---------- RECORDS PROVIDED
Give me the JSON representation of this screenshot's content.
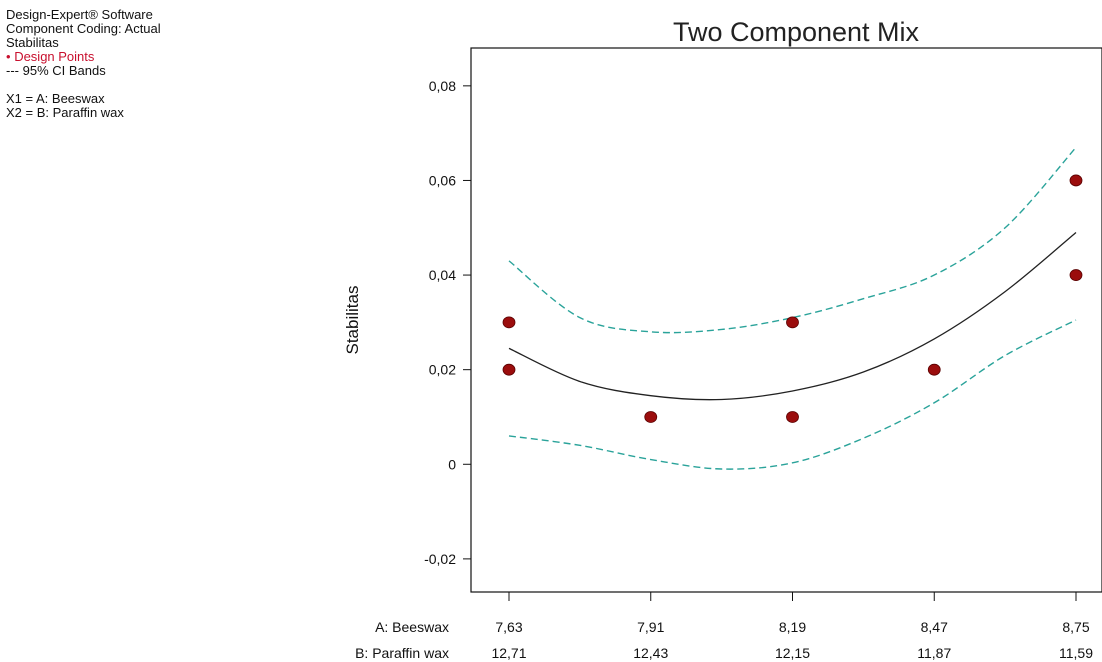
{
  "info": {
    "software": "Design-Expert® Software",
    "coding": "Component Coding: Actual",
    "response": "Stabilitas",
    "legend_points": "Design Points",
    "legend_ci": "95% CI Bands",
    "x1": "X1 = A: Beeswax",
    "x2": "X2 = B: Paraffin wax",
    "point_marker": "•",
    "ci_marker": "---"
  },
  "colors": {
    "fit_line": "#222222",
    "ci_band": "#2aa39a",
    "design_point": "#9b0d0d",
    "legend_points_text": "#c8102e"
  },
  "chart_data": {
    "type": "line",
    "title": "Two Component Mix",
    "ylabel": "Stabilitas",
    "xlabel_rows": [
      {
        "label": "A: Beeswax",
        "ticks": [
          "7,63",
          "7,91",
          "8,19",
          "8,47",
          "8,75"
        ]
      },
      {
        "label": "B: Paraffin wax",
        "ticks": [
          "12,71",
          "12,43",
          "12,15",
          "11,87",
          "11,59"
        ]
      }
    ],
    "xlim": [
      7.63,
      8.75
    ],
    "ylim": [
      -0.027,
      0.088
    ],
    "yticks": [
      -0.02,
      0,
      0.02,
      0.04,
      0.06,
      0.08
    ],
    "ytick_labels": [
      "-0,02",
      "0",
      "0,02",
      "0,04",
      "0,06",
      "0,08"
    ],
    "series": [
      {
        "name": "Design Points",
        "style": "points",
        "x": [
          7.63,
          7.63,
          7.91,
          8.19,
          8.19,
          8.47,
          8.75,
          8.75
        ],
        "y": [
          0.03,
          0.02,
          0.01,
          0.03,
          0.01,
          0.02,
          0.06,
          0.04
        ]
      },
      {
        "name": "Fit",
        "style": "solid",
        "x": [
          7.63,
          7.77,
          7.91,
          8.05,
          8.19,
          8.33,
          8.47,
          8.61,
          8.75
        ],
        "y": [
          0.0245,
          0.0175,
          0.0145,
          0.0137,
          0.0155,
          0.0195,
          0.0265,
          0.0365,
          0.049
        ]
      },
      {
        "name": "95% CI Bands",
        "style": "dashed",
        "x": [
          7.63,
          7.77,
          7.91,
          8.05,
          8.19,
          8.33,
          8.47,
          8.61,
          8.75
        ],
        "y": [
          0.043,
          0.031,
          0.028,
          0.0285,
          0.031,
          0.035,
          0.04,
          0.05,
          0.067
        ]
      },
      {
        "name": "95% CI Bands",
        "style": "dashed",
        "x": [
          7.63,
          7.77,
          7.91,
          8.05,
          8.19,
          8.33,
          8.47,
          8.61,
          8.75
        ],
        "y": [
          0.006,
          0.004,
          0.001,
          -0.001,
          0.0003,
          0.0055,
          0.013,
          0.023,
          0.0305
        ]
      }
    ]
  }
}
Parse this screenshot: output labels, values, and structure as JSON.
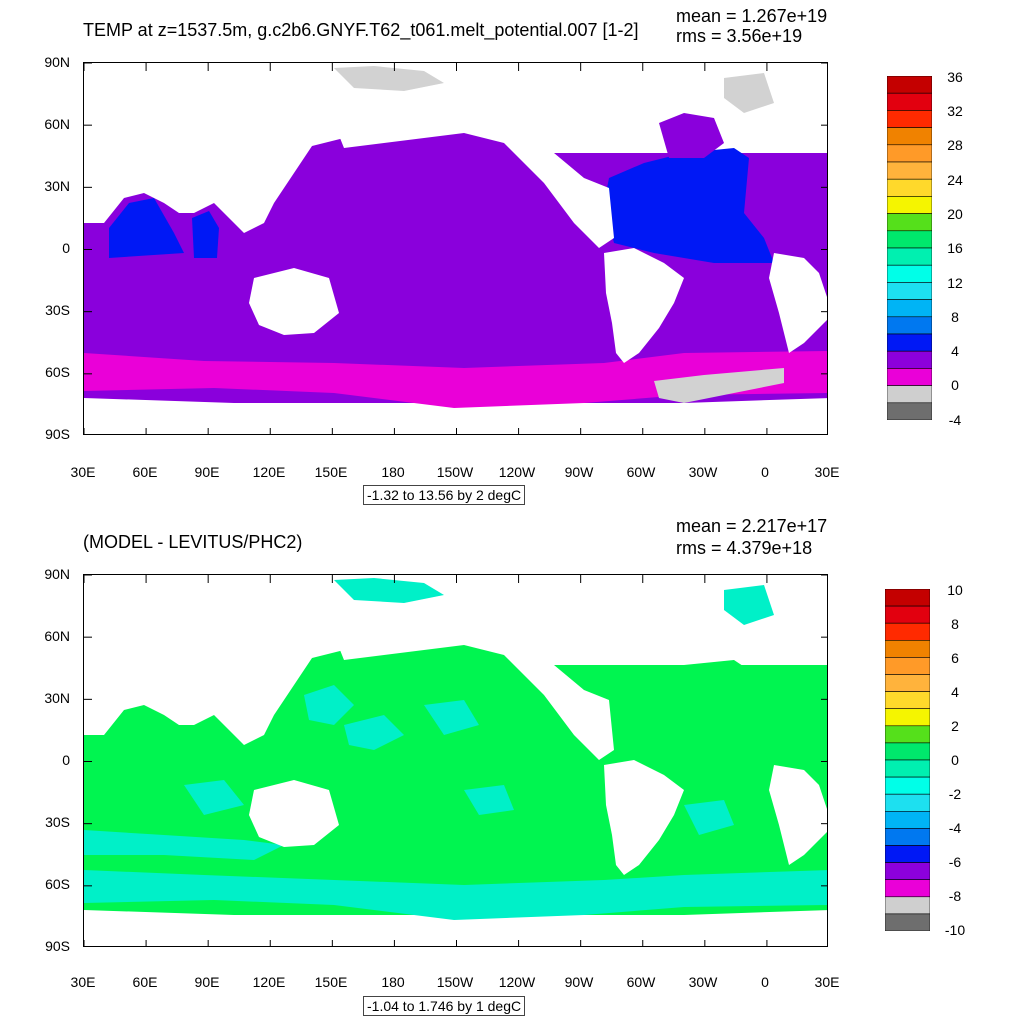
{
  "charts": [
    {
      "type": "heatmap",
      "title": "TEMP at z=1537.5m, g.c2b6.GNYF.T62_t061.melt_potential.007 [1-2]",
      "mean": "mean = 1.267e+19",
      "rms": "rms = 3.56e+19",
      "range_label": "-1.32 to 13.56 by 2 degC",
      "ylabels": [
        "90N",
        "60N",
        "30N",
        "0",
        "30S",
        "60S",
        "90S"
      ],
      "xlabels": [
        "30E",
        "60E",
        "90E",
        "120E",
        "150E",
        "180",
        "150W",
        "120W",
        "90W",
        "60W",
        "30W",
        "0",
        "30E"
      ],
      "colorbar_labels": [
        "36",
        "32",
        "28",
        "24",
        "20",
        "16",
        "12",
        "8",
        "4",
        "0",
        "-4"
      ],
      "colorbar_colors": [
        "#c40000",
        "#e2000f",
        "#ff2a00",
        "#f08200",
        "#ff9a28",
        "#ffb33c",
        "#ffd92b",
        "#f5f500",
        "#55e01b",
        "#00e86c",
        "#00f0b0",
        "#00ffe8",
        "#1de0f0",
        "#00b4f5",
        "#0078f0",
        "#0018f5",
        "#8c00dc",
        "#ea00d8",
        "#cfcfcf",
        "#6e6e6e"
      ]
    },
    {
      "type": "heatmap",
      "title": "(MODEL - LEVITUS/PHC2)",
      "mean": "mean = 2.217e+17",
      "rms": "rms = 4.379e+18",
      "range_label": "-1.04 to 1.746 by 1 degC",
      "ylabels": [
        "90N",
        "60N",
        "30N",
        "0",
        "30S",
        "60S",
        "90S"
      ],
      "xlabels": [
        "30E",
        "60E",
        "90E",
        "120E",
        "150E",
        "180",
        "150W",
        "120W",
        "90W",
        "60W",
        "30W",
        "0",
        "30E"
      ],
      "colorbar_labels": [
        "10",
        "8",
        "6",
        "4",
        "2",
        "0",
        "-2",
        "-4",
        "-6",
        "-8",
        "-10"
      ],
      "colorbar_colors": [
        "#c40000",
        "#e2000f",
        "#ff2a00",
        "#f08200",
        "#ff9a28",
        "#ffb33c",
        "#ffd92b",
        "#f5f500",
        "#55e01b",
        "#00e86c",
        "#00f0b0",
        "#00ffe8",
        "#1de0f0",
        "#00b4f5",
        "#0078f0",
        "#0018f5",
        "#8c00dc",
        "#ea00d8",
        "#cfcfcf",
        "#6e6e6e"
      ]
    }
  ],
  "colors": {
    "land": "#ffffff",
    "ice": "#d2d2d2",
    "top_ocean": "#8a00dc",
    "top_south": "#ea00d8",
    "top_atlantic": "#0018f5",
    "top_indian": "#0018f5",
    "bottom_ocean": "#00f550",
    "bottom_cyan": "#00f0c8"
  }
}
--------------------
### PROBLEM REQUIREMENTS
Write out every line of the preceding listing that contains "screenshot".

### FULL ANSWER
Give me the JSON representation of this screenshot's content.
Parse this screenshot: output labels, values, and structure as JSON.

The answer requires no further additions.